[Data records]
(begin)
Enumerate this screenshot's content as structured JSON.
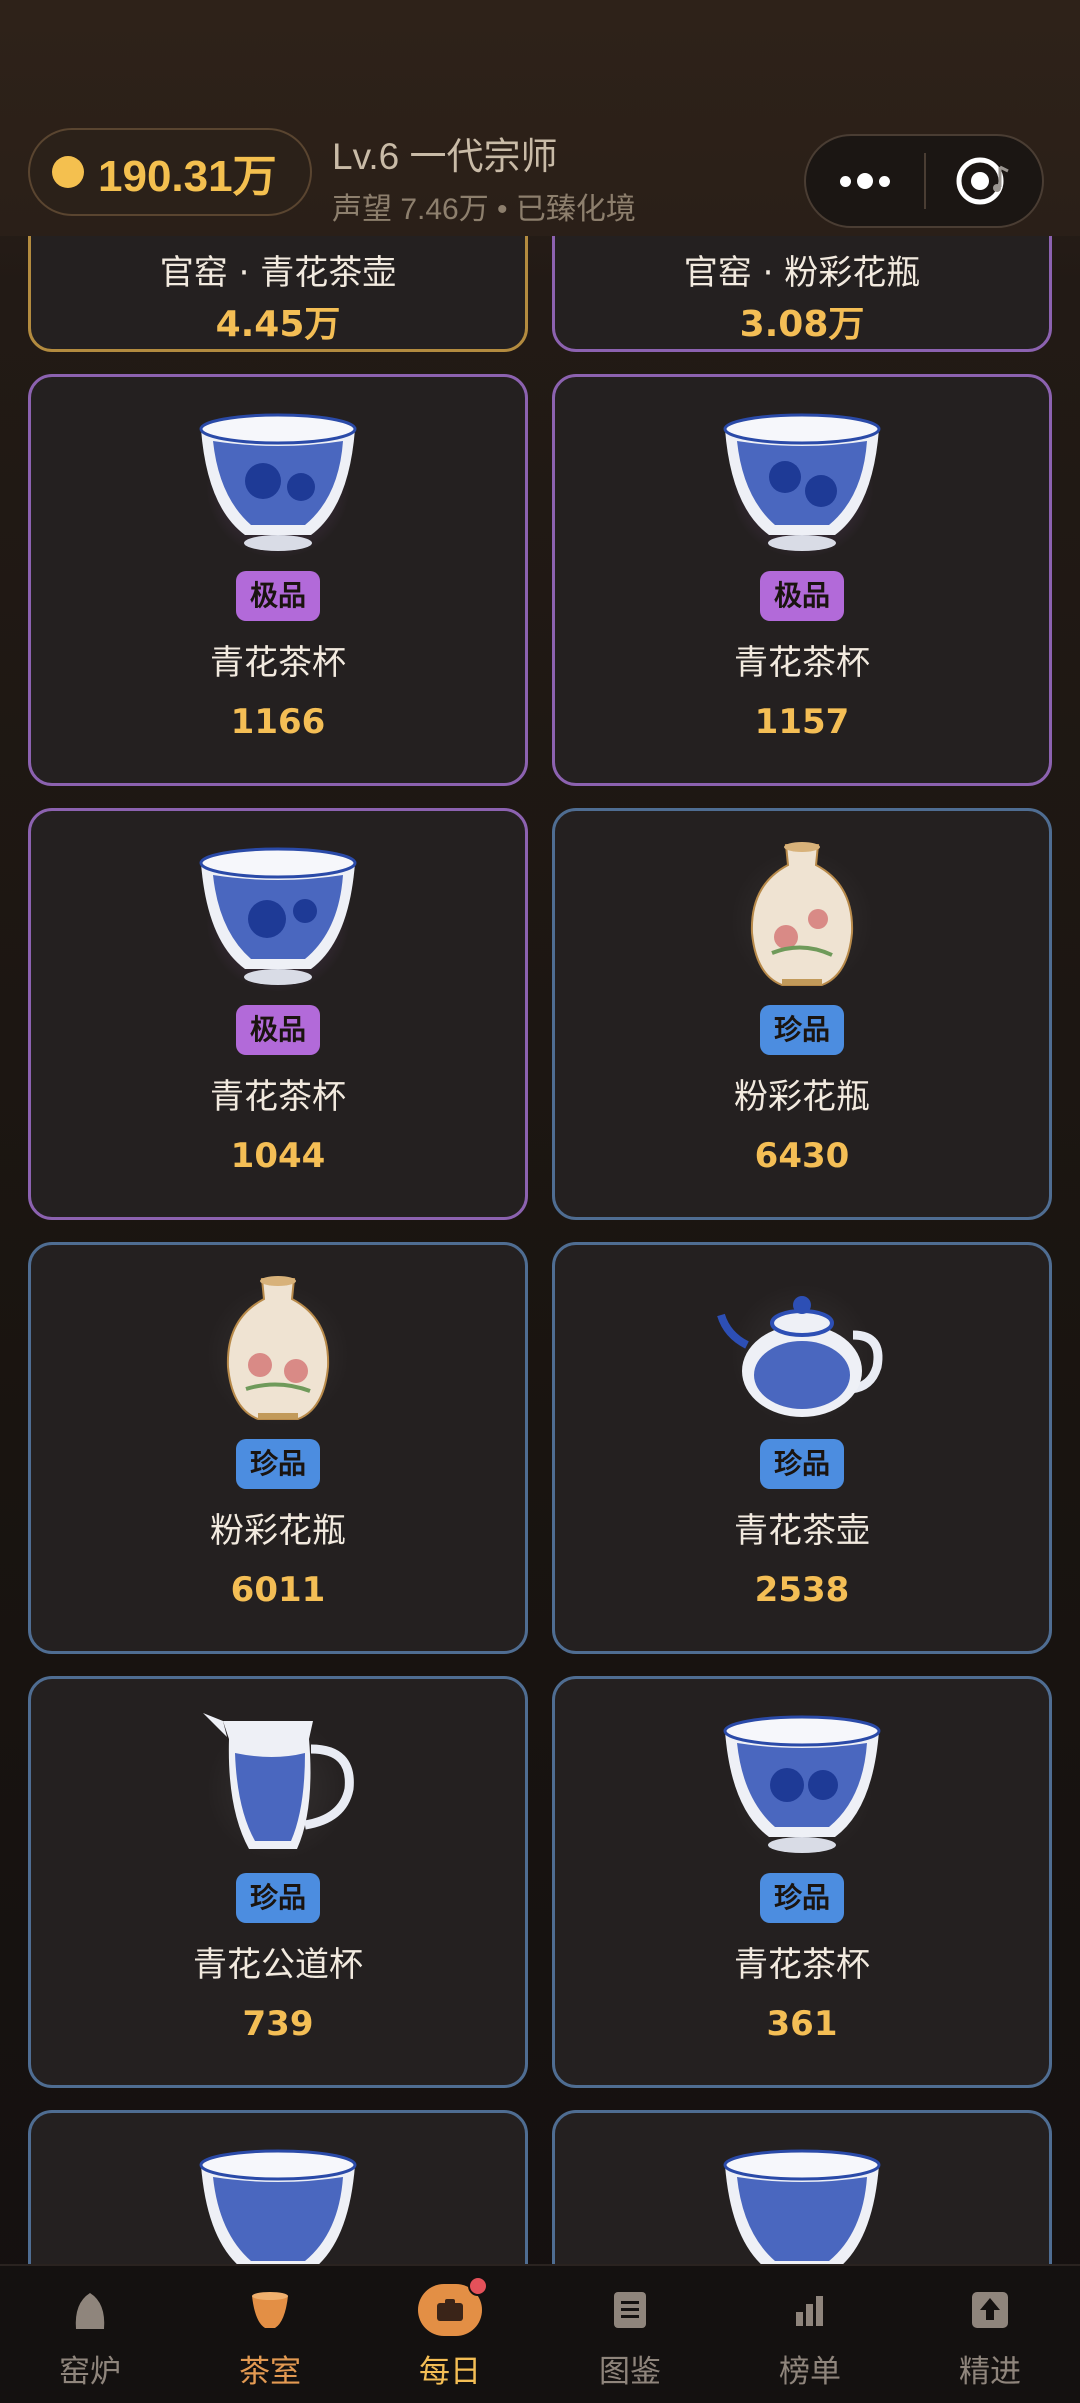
{
  "header": {
    "coins": "190.31万",
    "level": "Lv.6 一代宗师",
    "reputation": "声望 7.46万 • 已臻化境"
  },
  "top_row": [
    {
      "name": "官窑 · 青花茶壶",
      "value": "4.45万",
      "tier_color": "#b38b3f"
    },
    {
      "name": "官窑 · 粉彩花瓶",
      "value": "3.08万",
      "tier_color": "#8c62b0"
    }
  ],
  "items": [
    {
      "tier": "极品",
      "name": "青花茶杯",
      "value": "1166",
      "icon": "blue-white-teacup-icon"
    },
    {
      "tier": "极品",
      "name": "青花茶杯",
      "value": "1157",
      "icon": "blue-white-teacup-icon"
    },
    {
      "tier": "极品",
      "name": "青花茶杯",
      "value": "1044",
      "icon": "blue-white-teacup-icon"
    },
    {
      "tier": "珍品",
      "name": "粉彩花瓶",
      "value": "6430",
      "icon": "famille-rose-vase-icon"
    },
    {
      "tier": "珍品",
      "name": "粉彩花瓶",
      "value": "6011",
      "icon": "famille-rose-vase-icon"
    },
    {
      "tier": "珍品",
      "name": "青花茶壶",
      "value": "2538",
      "icon": "blue-white-teapot-icon"
    },
    {
      "tier": "珍品",
      "name": "青花公道杯",
      "value": "739",
      "icon": "blue-white-pitcher-icon"
    },
    {
      "tier": "珍品",
      "name": "青花茶杯",
      "value": "361",
      "icon": "blue-white-teacup-icon"
    }
  ],
  "nav": [
    {
      "label": "窑炉",
      "icon": "kiln-icon"
    },
    {
      "label": "茶室",
      "icon": "tea-cup-icon"
    },
    {
      "label": "每日",
      "icon": "daily-gift-icon"
    },
    {
      "label": "图鉴",
      "icon": "catalog-icon"
    },
    {
      "label": "榜单",
      "icon": "ranking-icon"
    },
    {
      "label": "精进",
      "icon": "upgrade-icon"
    }
  ]
}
(end)
**DESCRIPTION OF THE TASK**
Repeat the material above word for word, please, apart from its images.

**OUTPUT BELOW**
Enumerate this screenshot's content as structured JSON.
{
  "header": {
    "coins": "190.31万",
    "level": "Lv.6 一代宗师",
    "reputation": "声望 7.46万 • 已臻化境"
  },
  "top_row": [
    {
      "name": "官窑 · 青花茶壶",
      "value": "4.45万",
      "tier_color": "#b38b3f"
    },
    {
      "name": "官窑 · 粉彩花瓶",
      "value": "3.08万",
      "tier_color": "#8c62b0"
    }
  ],
  "items": [
    {
      "tier": "极品",
      "name": "青花茶杯",
      "value": "1166",
      "icon": "blue-white-teacup-icon"
    },
    {
      "tier": "极品",
      "name": "青花茶杯",
      "value": "1157",
      "icon": "blue-white-teacup-icon"
    },
    {
      "tier": "极品",
      "name": "青花茶杯",
      "value": "1044",
      "icon": "blue-white-teacup-icon"
    },
    {
      "tier": "珍品",
      "name": "粉彩花瓶",
      "value": "6430",
      "icon": "famille-rose-vase-icon"
    },
    {
      "tier": "珍品",
      "name": "粉彩花瓶",
      "value": "6011",
      "icon": "famille-rose-vase-icon"
    },
    {
      "tier": "珍品",
      "name": "青花茶壶",
      "value": "2538",
      "icon": "blue-white-teapot-icon"
    },
    {
      "tier": "珍品",
      "name": "青花公道杯",
      "value": "739",
      "icon": "blue-white-pitcher-icon"
    },
    {
      "tier": "珍品",
      "name": "青花茶杯",
      "value": "361",
      "icon": "blue-white-teacup-icon"
    }
  ],
  "nav": [
    {
      "label": "窑炉",
      "icon": "kiln-icon"
    },
    {
      "label": "茶室",
      "icon": "tea-cup-icon"
    },
    {
      "label": "每日",
      "icon": "daily-gift-icon"
    },
    {
      "label": "图鉴",
      "icon": "catalog-icon"
    },
    {
      "label": "榜单",
      "icon": "ranking-icon"
    },
    {
      "label": "精进",
      "icon": "upgrade-icon"
    }
  ]
}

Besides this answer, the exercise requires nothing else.